■ **WHAT YOU WILL DO**
Select the lines of the records containing the word "vectors" and list them.

■ **MATERIAL FOR THIS TASK**
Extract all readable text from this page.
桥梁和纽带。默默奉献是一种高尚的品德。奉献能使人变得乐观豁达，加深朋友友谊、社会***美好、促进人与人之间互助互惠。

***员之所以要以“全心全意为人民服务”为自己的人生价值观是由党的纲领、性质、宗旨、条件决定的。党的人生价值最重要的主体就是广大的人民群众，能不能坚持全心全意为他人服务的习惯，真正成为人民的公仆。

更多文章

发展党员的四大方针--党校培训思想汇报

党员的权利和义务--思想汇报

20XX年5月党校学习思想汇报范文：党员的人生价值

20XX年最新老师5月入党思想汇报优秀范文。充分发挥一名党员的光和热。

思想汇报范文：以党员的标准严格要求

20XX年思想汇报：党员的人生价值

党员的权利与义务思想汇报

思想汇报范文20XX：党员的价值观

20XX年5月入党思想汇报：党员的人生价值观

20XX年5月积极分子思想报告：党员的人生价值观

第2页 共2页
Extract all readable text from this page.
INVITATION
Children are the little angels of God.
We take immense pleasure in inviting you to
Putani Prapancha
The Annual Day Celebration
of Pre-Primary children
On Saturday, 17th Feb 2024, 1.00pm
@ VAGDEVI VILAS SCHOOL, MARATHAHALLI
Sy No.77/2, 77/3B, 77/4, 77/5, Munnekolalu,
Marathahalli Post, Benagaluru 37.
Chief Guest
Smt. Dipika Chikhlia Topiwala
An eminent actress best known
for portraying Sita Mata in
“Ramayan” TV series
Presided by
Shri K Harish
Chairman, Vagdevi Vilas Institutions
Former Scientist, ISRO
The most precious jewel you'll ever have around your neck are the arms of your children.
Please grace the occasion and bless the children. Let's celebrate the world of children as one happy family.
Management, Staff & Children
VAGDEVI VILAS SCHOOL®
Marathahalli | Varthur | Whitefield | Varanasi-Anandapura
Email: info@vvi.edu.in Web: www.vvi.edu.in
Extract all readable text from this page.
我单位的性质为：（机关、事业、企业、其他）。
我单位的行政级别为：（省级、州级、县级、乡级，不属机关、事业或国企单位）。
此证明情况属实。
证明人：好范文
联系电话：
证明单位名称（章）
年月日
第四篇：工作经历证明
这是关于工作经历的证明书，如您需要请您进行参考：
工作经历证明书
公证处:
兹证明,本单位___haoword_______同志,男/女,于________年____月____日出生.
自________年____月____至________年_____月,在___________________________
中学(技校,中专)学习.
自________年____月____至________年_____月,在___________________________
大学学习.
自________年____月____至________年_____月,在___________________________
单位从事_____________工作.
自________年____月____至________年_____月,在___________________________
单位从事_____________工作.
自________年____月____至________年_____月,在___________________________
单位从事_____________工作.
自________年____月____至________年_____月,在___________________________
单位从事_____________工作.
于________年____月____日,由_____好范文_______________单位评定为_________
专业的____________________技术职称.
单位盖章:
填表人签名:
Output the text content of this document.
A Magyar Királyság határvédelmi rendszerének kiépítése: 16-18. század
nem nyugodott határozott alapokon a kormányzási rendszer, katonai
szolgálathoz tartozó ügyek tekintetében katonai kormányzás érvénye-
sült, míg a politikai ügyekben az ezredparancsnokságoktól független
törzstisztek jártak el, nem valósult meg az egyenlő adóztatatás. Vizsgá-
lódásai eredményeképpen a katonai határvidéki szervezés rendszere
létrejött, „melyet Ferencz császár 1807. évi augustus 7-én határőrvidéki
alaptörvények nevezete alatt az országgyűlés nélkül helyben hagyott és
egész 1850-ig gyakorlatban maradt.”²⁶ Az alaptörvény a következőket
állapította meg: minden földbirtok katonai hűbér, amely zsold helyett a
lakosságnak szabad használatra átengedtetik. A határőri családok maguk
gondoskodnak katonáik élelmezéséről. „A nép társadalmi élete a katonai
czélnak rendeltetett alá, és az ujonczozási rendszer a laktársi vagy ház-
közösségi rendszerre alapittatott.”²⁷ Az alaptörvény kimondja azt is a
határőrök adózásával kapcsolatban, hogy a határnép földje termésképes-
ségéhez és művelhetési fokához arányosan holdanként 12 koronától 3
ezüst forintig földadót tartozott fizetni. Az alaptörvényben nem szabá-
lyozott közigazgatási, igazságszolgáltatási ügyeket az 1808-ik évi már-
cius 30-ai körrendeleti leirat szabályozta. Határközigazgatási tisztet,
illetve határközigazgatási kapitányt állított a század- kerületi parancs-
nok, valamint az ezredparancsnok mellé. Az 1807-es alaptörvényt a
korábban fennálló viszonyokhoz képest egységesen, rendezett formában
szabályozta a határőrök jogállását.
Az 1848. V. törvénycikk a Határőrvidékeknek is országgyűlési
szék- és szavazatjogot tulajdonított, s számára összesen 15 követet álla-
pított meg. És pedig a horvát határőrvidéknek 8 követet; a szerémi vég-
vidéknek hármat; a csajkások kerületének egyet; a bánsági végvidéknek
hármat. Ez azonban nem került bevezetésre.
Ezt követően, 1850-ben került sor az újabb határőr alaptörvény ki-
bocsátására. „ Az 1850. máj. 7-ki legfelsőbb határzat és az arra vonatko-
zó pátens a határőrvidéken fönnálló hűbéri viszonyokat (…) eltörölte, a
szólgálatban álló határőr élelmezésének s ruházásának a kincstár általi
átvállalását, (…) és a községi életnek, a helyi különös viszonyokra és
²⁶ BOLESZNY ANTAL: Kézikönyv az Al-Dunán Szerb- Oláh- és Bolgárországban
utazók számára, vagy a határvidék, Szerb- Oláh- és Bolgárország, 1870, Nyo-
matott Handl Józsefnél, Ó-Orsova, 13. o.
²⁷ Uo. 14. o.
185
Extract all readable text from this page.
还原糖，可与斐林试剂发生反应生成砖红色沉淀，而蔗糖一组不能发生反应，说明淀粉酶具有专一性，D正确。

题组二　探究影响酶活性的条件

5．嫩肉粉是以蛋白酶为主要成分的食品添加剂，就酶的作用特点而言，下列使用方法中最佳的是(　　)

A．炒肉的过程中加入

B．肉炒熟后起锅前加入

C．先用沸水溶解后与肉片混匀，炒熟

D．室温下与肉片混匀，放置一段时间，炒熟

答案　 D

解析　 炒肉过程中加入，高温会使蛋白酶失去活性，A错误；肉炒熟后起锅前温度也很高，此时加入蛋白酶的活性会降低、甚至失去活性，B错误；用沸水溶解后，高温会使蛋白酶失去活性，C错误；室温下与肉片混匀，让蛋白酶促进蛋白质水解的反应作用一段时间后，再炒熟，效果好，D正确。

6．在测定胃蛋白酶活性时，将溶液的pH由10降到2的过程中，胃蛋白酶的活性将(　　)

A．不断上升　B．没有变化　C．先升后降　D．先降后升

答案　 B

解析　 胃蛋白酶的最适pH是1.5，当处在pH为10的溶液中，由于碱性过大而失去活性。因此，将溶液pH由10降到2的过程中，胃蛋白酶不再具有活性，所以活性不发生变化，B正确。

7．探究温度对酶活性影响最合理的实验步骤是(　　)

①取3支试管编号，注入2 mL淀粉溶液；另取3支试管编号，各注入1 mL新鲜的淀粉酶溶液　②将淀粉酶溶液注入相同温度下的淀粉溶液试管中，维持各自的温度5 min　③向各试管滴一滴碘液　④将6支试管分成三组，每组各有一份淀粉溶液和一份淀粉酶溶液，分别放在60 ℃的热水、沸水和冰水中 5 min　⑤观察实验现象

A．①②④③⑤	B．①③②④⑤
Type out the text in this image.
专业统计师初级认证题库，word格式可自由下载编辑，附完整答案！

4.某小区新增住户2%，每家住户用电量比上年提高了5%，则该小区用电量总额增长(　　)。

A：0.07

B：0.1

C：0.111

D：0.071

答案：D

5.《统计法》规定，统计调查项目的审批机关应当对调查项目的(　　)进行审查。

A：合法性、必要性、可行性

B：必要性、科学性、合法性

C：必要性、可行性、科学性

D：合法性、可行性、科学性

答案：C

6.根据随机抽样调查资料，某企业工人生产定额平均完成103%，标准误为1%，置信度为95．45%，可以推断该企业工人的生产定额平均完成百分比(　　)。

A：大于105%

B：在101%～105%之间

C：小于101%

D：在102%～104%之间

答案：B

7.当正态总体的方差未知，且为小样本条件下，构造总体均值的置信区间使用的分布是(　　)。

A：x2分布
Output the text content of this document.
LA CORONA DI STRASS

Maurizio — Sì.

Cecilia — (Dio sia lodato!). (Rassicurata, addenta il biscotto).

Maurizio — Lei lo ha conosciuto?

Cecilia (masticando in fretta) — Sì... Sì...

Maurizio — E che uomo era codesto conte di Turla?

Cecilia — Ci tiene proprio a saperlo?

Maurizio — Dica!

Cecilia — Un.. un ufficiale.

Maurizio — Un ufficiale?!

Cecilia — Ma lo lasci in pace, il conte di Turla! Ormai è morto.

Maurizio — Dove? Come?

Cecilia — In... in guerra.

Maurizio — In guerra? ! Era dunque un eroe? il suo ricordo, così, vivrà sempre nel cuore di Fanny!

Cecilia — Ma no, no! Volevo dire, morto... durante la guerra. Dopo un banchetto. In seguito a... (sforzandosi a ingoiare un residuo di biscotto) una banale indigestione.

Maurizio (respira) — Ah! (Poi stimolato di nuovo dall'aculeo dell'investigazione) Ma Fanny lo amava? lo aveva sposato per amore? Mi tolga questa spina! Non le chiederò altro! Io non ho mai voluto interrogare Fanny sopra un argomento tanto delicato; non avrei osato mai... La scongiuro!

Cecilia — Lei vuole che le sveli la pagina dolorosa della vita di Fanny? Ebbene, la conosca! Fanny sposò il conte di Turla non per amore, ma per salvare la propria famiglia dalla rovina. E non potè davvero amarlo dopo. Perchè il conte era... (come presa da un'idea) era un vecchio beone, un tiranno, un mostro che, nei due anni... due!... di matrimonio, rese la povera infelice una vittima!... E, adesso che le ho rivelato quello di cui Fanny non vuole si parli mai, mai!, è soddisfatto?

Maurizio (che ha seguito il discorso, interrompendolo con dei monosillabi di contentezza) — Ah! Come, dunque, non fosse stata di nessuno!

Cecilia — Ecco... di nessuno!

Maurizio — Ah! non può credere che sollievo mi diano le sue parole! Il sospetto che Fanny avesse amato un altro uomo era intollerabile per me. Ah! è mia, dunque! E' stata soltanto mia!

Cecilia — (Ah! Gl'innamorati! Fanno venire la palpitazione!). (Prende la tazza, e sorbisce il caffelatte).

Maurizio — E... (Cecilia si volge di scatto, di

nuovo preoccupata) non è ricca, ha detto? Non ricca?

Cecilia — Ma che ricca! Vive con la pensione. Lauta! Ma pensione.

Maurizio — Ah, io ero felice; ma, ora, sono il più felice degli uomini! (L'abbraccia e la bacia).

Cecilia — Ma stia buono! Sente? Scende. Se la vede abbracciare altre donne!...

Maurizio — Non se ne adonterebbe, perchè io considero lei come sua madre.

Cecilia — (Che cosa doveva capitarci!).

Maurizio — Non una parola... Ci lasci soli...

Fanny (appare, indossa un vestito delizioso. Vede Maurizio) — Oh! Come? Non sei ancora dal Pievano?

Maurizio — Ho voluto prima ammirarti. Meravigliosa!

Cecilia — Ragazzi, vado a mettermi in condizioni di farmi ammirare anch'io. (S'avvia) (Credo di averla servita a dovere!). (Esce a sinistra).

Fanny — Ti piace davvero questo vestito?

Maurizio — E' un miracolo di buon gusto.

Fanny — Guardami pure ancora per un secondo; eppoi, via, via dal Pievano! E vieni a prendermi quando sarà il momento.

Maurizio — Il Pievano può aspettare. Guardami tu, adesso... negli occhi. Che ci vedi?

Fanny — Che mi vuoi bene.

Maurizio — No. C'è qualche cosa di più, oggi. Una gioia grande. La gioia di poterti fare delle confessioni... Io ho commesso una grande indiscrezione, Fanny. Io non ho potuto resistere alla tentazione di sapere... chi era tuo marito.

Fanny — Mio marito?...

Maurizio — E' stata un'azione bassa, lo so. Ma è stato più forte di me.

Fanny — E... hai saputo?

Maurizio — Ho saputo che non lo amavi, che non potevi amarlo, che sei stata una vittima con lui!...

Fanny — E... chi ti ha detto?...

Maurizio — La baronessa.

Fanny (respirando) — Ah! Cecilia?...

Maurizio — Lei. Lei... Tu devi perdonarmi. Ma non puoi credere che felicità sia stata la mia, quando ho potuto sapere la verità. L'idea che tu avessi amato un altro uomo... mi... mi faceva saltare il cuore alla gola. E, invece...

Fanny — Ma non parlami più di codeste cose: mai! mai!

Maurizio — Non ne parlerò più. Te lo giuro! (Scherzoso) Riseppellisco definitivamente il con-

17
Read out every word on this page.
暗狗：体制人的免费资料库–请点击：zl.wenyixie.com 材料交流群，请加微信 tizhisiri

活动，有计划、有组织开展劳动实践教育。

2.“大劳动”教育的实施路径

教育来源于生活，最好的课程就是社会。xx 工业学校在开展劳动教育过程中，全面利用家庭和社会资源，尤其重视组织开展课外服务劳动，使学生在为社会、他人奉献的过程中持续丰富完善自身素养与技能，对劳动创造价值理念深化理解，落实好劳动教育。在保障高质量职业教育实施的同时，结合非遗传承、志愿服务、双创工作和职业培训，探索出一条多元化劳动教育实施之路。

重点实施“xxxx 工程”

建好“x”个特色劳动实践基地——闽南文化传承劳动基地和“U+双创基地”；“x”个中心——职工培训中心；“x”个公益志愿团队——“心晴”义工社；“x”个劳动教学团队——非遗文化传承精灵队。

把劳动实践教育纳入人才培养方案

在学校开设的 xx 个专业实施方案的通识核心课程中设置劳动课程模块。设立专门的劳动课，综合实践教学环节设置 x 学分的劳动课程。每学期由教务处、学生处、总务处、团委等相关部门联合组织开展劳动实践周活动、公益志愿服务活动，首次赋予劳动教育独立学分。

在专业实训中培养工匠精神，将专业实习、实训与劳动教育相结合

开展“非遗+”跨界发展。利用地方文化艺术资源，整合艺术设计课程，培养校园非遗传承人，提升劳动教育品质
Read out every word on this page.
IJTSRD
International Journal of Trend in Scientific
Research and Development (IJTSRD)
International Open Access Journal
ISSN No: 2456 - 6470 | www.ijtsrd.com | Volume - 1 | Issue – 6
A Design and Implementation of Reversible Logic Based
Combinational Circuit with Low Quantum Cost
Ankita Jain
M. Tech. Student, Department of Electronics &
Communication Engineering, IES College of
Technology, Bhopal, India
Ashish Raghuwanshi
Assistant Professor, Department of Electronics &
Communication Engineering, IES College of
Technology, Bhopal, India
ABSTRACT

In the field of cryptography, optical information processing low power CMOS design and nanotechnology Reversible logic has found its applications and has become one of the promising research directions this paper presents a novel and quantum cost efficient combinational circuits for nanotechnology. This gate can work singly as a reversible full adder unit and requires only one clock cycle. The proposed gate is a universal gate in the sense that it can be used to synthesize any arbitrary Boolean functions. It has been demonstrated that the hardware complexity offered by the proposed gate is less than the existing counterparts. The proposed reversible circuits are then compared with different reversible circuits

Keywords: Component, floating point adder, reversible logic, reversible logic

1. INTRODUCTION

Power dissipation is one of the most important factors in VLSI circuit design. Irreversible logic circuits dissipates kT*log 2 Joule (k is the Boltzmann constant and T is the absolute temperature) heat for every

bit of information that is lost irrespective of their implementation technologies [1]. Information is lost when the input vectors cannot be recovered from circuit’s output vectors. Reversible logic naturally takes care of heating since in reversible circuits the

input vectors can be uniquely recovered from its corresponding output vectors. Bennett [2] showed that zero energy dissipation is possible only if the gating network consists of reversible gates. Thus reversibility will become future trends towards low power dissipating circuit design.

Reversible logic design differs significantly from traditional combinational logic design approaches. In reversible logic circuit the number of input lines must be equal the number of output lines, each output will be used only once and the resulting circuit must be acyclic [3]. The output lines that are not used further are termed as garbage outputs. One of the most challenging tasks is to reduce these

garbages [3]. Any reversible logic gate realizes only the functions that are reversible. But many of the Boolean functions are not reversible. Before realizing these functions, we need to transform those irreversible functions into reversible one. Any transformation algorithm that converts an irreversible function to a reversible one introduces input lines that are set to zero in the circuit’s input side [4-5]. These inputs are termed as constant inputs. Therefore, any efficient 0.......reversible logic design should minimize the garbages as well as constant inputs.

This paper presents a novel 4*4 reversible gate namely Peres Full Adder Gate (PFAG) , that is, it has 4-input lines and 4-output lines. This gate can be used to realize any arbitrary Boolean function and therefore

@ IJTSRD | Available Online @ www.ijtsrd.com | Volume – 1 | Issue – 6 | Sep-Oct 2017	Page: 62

■ **THE SOLUTION**
bit of information that is lost irrespective of their implementation technologies [1]. Information is lost when the input vectors cannot be recovered from circuit’s output vectors. Reversible logic naturally takes care of heating since in reversible circuits the
input vectors can be uniquely recovered from its corresponding output vectors. Bennett [2] showed that zero energy dissipation is possible only if the gating network consists of reversible gates. Thus reversibility will become future trends towards low power dissipating circuit design.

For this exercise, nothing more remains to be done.